# Information given
BEGIN

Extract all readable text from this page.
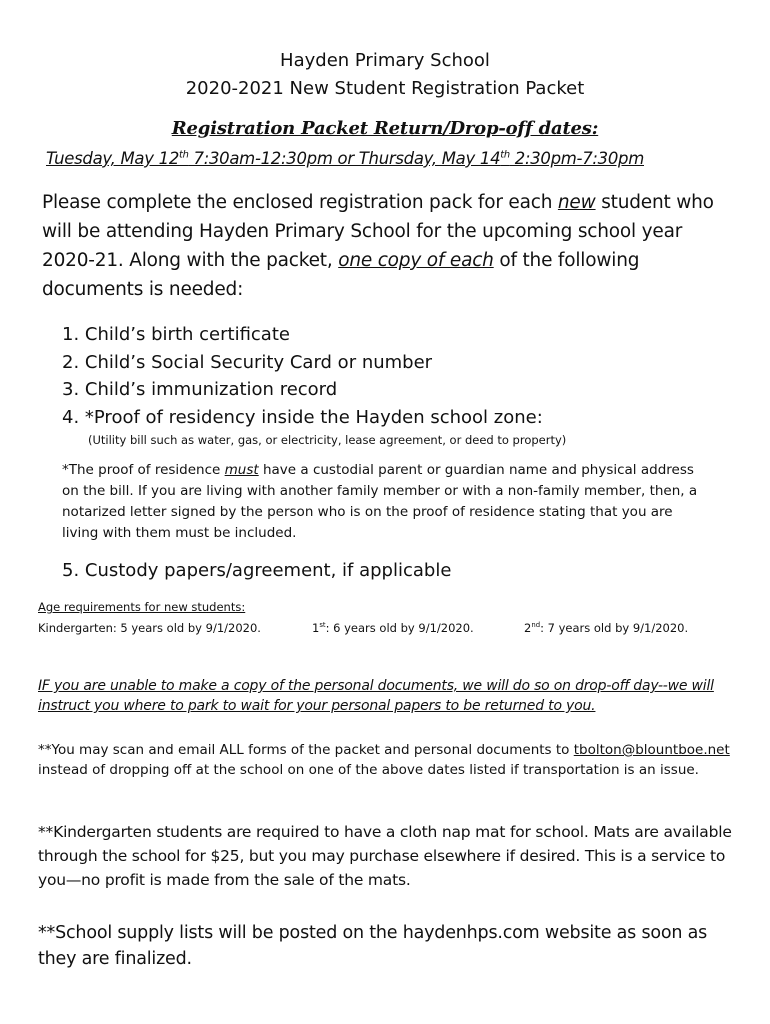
Hayden Primary School
2020-2021 New Student Registration Packet
Registration Packet Return/Drop-off dates:
Tuesday, May 12th 7:30am-12:30pm or Thursday, May 14th 2:30pm-7:30pm

Please complete the enclosed registration pack for each new student who will be attending Hayden Primary School for the upcoming school year 2020-21. Along with the packet, one copy of each of the following documents is needed:

1. Child’s birth certificate
2. Child’s Social Security Card or number
3. Child’s immunization record
4. *Proof of residency inside the Hayden school zone:
(Utility bill such as water, gas, or electricity, lease agreement, or deed to property)
*The proof of residence must have a custodial parent or guardian name and physical address on the bill. If you are living with another family member or with a non-family member, then, a notarized letter signed by the person who is on the proof of residence stating that you are living with them must be included.
5. Custody papers/agreement, if applicable
Age requirements for new students:
Kindergarten: 5 years old by 9/1/2020.	1st: 6 years old by 9/1/2020.	2nd: 7 years old by 9/1/2020.
IF you are unable to make a copy of the personal documents, we will do so on drop-off day--we will instruct you where to park to wait for your personal papers to be returned to you.
**You may scan and email ALL forms of the packet and personal documents to tbolton@blountboe.net instead of dropping off at the school on one of the above dates listed if transportation is an issue.
**Kindergarten students are required to have a cloth nap mat for school. Mats are available through the school for $25, but you may purchase elsewhere if desired. This is a service to you—no profit is made from the sale of the mats.
**School supply lists will be posted on the haydenhps.com website as soon as they are finalized.
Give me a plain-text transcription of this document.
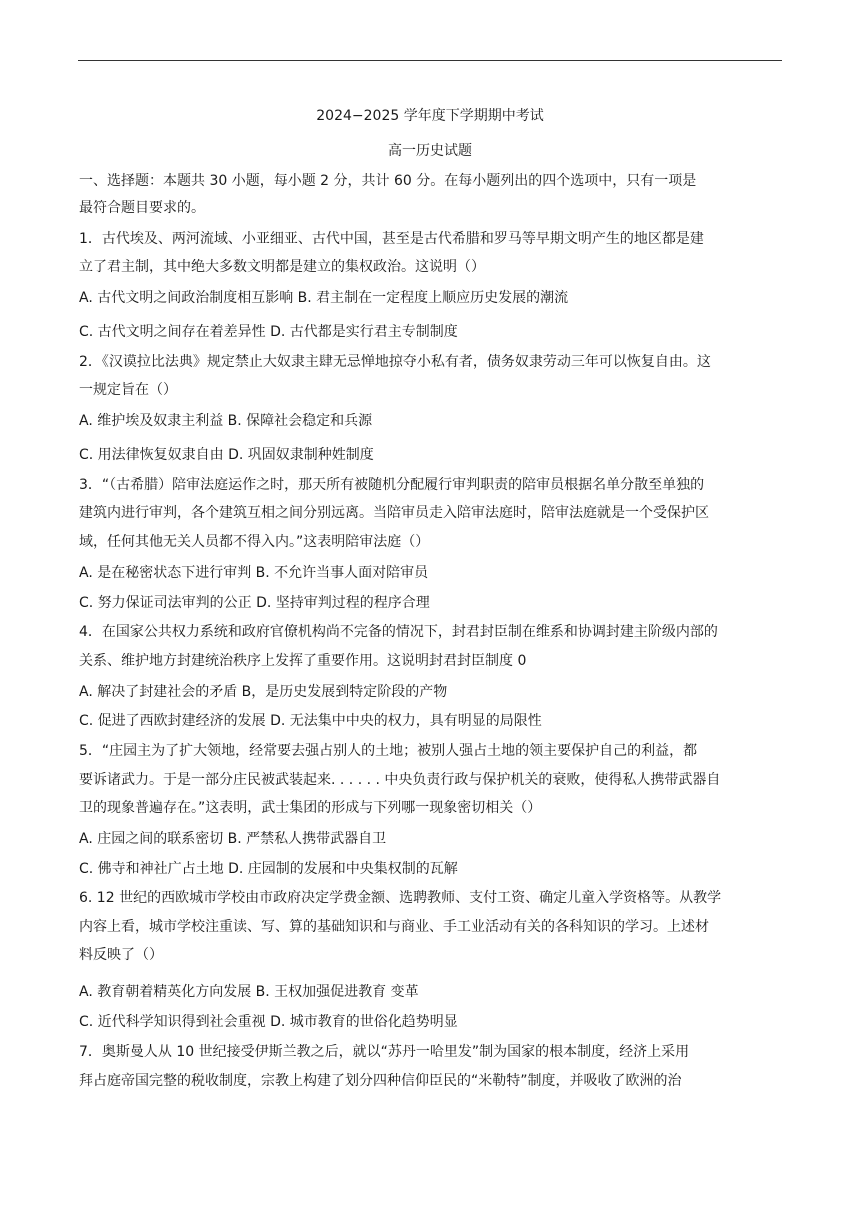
2024−2025 学年度下学期期中考试
高一历史试题
一、选择题：本题共 30 小题，每小题 2 分，共计 60 分。在每小题列出的四个选项中，只有一项是
最符合题目要求的。
1．古代埃及、两河流域、小亚细亚、古代中国，甚至是古代希腊和罗马等早期文明产生的地区都是建
立了君主制，其中绝大多数文明都是建立的集权政治。这说明（）
A. 古代文明之间政治制度相互影响 B. 君主制在一定程度上顺应历史发展的潮流
C. 古代文明之间存在着差异性 D. 古代都是实行君主专制制度
2．《汉谟拉比法典》规定禁止大奴隶主肆无忌惮地掠夺小私有者，债务奴隶劳动三年可以恢复自由。这
一规定旨在（）
A. 维护埃及奴隶主利益 B. 保障社会稳定和兵源
C. 用法律恢复奴隶自由 D. 巩固奴隶制种姓制度
3．“（古希腊）陪审法庭运作之时，那天所有被随机分配履行审判职责的陪审员根据名单分散至单独的
建筑内进行审判，各个建筑互相之间分别远离。当陪审员走入陪审法庭时，陪审法庭就是一个受保护区
域，任何其他无关人员都不得入内。”这表明陪审法庭（）
A. 是在秘密状态下进行审判 B. 不允许当事人面对陪审员
C. 努力保证司法审判的公正 D. 坚持审判过程的程序合理
4．在国家公共权力系统和政府官僚机构尚不完备的情况下，封君封臣制在维系和协调封建主阶级内部的
关系、维护地方封建统治秩序上发挥了重要作用。这说明封君封臣制度 0
A. 解决了封建社会的矛盾 B，是历史发展到特定阶段的产物
C. 促进了西欧封建经济的发展 D. 无法集中中央的权力，具有明显的局限性
5．“庄园主为了扩大领地，经常要去强占别人的土地；被别人强占土地的领主要保护自己的利益，都
要诉诸武力。于是一部分庄民被武装起来. . . . . . 中央负责行政与保护机关的衰败，使得私人携带武器自
卫的现象普遍存在。”这表明，武士集团的形成与下列哪一现象密切相关（）
A. 庄园之间的联系密切 B. 严禁私人携带武器自卫
C. 佛寺和神社广占土地 D. 庄园制的发展和中央集权制的瓦解
6. 12 世纪的西欧城市学校由市政府决定学费金额、选聘教师、支付工资、确定儿童入学资格等。从教学
内容上看，城市学校注重读、写、算的基础知识和与商业、手工业活动有关的各科知识的学习。上述材
料反映了（）
A. 教育朝着精英化方向发展 B. 王权加强促进教育 变革
C. 近代科学知识得到社会重视 D. 城市教育的世俗化趋势明显
7．奥斯曼人从 10 世纪接受伊斯兰教之后，就以“苏丹一哈里发”制为国家的根本制度，经济上采用
拜占庭帝国完整的税收制度，宗教上构建了划分四种信仰臣民的“米勒特”制度，并吸收了欧洲的治
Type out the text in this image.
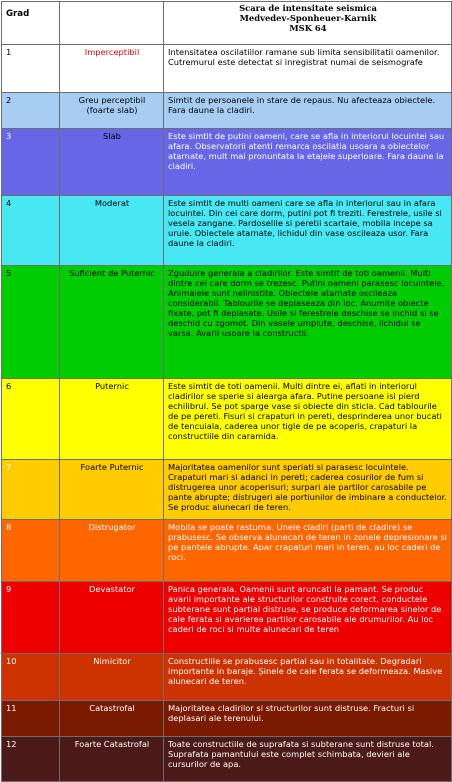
Grad		Scara de intensitate seismica
Medvedev-Sponheuer-Karnik
MSK 64

1	Imperceptibil	Intensitatea oscilatiilor ramane sub limita sensibilitatii oamenilor. Cutremurul este detectat si inregistrat numai de seismografe
2	Greu perceptibil (foarte slab)	Simtit de persoanele in stare de repaus. Nu afecteaza obiectele. Fara daune la cladiri.
3	Slab	Este simtit de putini oameni, care se afla in interiorul locuintei sau afara. Observatorii atenti remarca oscilatia usoara a obiectelor atarnate, mult mai pronuntata la etajele superioare. Fara daune la cladiri.
4	Moderat	Este simtit de multi oameni care se afla in interiorul sau in afara locuintei. Din cei care dorm, putini pot fi treziti. Ferestrele, usile si vesela zangane. Pardoselile si peretii scartaie, mobila incepe sa uruie. Obiectele atarnate, lichidul din vase oscileaza usor. Fara daune la cladiri.
5	Suficient de Puternic	Zguduire generala a cladirilor. Este simtit de toti oamenii. Multi dintre cei care dorm se trezesc. Putini oameni parasesc locuintele. Animalele sunt nelinistite. Obiectele atarnate oscileaza considerabil. Tablourile se deplaseaza din loc. Anumite obiecte fixate, pot fi deplasate. Usile si ferestrele deschise se inchid si se deschid cu zgomot. Din vasele umplute, deschise, lichidul se varsa. Avarii usoare la constructii.
6	Puternic	Este simtit de toti oamenii. Multi dintre ei, aflati in interiorul cladirilor se sperie si alearga afara. Putine persoane isi pierd echilibrul. Se pot sparge vase si obiecte din sticla. Cad tablourile de pe pereti. Fisuri si crapaturi in pereti, desprinderea unor bucati de tencuiala, caderea unor tigle de pe acoperis, crapaturi la constructiile din caramida.
7	Foarte Puternic	Majoritatea oamenilor sunt speriati si parasesc locuintele. Crapaturi mari si adanci in pereti; caderea cosurilor de fum si distrugerea unor acoperisuri; surpari ale partilor carosabile pe pante abrupte; distrugeri ale portiunilor de imbinare a conductelor. Se produc alunecari de teren.
8	Distrugator	Mobila se poate rasturna. Unele cladiri (parti de cladire) se prabusesc. Se observa alunecari de teren in zonele depresionare si pe pantele abrupte. Apar crapaturi mari in teren, au loc caderi de roci.
9	Devastator	Panica generala. Oamenii sunt aruncati la pamant. Se produc avarii importante ale structurilor construite corect, conductele subterane sunt partial distruse, se produce deformarea sinelor de cale ferata si avarierea partilor carosabile ale drumurilor. Au loc caderi de roci si multe alunecari de teren
10	Nimicitor	Constructiile se prabusesc partial sau in totalitate. Degradari importante in baraje. Șinele de cale ferata se deformeaza. Masive alunecari de teren.
11	Catastrofal	Majoritatea cladirilor si structurilor sunt distruse. Fracturi si deplasari ale terenului.
12	Foarte Catastrofal	Toate constructiile de suprafata si subterane sunt distruse total. Suprafata pamantului este complet schimbata, devieri ale cursurilor de apa.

END

# Task directions
Find the string "alunecari" in the listing and return every line that holds it.

# Answer to the task
7	Foarte Puternic	Majoritatea oamenilor sunt speriati si parasesc locuintele. Crapaturi mari si adanci in pereti; caderea cosurilor de fum si distrugerea unor acoperisuri; surpari ale partilor carosabile pe pante abrupte; distrugeri ale portiunilor de imbinare a conductelor. Se produc alunecari de teren.
8	Distrugator	Mobila se poate rasturna. Unele cladiri (parti de cladire) se prabusesc. Se observa alunecari de teren in zonele depresionare si pe pantele abrupte. Apar crapaturi mari in teren, au loc caderi de roci.
9	Devastator	Panica generala. Oamenii sunt aruncati la pamant. Se produc avarii importante ale structurilor construite corect, conductele subterane sunt partial distruse, se produce deformarea sinelor de cale ferata si avarierea partilor carosabile ale drumurilor. Au loc caderi de roci si multe alunecari de teren
10	Nimicitor	Constructiile se prabusesc partial sau in totalitate. Degradari importante in baraje. Șinele de cale ferata se deformeaza. Masive alunecari de teren.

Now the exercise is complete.